◆ **Given request**: Write the data out again in full, with no departure from the original.

START Material provided

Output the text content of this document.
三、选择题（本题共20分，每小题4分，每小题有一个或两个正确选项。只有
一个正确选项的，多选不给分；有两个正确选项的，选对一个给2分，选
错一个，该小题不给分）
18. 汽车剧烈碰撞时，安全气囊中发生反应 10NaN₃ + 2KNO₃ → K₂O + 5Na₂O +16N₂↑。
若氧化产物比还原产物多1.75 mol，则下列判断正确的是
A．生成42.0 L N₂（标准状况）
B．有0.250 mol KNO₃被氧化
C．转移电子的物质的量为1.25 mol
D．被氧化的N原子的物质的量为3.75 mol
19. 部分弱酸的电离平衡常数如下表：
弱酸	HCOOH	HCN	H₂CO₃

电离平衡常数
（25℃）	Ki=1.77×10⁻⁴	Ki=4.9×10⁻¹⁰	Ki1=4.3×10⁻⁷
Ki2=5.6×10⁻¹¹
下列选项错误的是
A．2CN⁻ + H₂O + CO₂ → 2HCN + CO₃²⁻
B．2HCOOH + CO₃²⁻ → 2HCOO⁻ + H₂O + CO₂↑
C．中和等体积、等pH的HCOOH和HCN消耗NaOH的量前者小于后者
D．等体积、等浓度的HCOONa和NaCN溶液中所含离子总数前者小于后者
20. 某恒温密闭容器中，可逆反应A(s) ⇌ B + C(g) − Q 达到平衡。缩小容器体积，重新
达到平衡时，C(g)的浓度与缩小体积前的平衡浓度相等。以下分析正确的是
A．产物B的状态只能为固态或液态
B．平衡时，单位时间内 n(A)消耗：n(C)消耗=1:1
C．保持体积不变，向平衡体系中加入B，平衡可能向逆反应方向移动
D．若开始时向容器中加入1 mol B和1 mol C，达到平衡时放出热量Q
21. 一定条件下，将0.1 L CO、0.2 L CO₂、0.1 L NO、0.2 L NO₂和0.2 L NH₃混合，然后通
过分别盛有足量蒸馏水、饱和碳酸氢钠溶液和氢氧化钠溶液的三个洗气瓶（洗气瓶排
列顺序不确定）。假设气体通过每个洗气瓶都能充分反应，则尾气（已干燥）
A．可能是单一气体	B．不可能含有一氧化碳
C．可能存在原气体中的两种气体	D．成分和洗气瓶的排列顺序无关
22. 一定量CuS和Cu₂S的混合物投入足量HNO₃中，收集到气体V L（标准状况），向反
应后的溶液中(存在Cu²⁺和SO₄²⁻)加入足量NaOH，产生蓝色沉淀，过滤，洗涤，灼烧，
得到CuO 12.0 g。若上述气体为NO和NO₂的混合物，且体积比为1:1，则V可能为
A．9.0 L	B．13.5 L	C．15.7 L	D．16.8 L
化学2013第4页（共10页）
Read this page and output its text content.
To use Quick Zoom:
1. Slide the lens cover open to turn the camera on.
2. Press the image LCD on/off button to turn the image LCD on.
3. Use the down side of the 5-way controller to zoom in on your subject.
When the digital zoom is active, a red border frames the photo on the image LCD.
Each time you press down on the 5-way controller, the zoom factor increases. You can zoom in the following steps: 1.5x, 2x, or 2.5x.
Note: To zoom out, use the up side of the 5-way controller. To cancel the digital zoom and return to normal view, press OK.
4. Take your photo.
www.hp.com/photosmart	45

END Material provided

◆ **Task result**:
Output the text content of this document.
三、选择题（本题共20分，每小题4分，每小题有一个或两个正确选项。只有
一个正确选项的，多选不给分；有两个正确选项的，选对一个给2分，选
错一个，该小题不给分）
18. 汽车剧烈碰撞时，安全气囊中发生反应 10NaN₃ + 2KNO₃ → K₂O + 5Na₂O +16N₂↑。
若氧化产物比还原产物多1.75 mol，则下列判断正确的是
A．生成42.0 L N₂（标准状况）
B．有0.250 mol KNO₃被氧化
C．转移电子的物质的量为1.25 mol
D．被氧化的N原子的物质的量为3.75 mol
19. 部分弱酸的电离平衡常数如下表：
弱酸	HCOOH	HCN	H₂CO₃

电离平衡常数
（25℃）	Ki=1.77×10⁻⁴	Ki=4.9×10⁻¹⁰	Ki1=4.3×10⁻⁷
Ki2=5.6×10⁻¹¹
下列选项错误的是
A．2CN⁻ + H₂O + CO₂ → 2HCN + CO₃²⁻
B．2HCOOH + CO₃²⁻ → 2HCOO⁻ + H₂O + CO₂↑
C．中和等体积、等pH的HCOOH和HCN消耗NaOH的量前者小于后者
D．等体积、等浓度的HCOONa和NaCN溶液中所含离子总数前者小于后者
20. 某恒温密闭容器中，可逆反应A(s) ⇌ B + C(g) − Q 达到平衡。缩小容器体积，重新
达到平衡时，C(g)的浓度与缩小体积前的平衡浓度相等。以下分析正确的是
A．产物B的状态只能为固态或液态
B．平衡时，单位时间内 n(A)消耗：n(C)消耗=1:1
C．保持体积不变，向平衡体系中加入B，平衡可能向逆反应方向移动
D．若开始时向容器中加入1 mol B和1 mol C，达到平衡时放出热量Q
21. 一定条件下，将0.1 L CO、0.2 L CO₂、0.1 L NO、0.2 L NO₂和0.2 L NH₃混合，然后通
过分别盛有足量蒸馏水、饱和碳酸氢钠溶液和氢氧化钠溶液的三个洗气瓶（洗气瓶排
列顺序不确定）。假设气体通过每个洗气瓶都能充分反应，则尾气（已干燥）
A．可能是单一气体	B．不可能含有一氧化碳
C．可能存在原气体中的两种气体	D．成分和洗气瓶的排列顺序无关
22. 一定量CuS和Cu₂S的混合物投入足量HNO₃中，收集到气体V L（标准状况），向反
应后的溶液中(存在Cu²⁺和SO₄²⁻)加入足量NaOH，产生蓝色沉淀，过滤，洗涤，灼烧，
得到CuO 12.0 g。若上述气体为NO和NO₂的混合物，且体积比为1:1，则V可能为
A．9.0 L	B．13.5 L	C．15.7 L	D．16.8 L
化学2013第4页（共10页）
Read this page and output its text content.
To use Quick Zoom:
1. Slide the lens cover open to turn the camera on.
2. Press the image LCD on/off button to turn the image LCD on.
3. Use the down side of the 5-way controller to zoom in on your subject.
When the digital zoom is active, a red border frames the photo on the image LCD.
Each time you press down on the 5-way controller, the zoom factor increases. You can zoom in the following steps: 1.5x, 2x, or 2.5x.
Note: To zoom out, use the up side of the 5-way controller. To cancel the digital zoom and return to normal view, press OK.
4. Take your photo.
www.hp.com/photosmart	45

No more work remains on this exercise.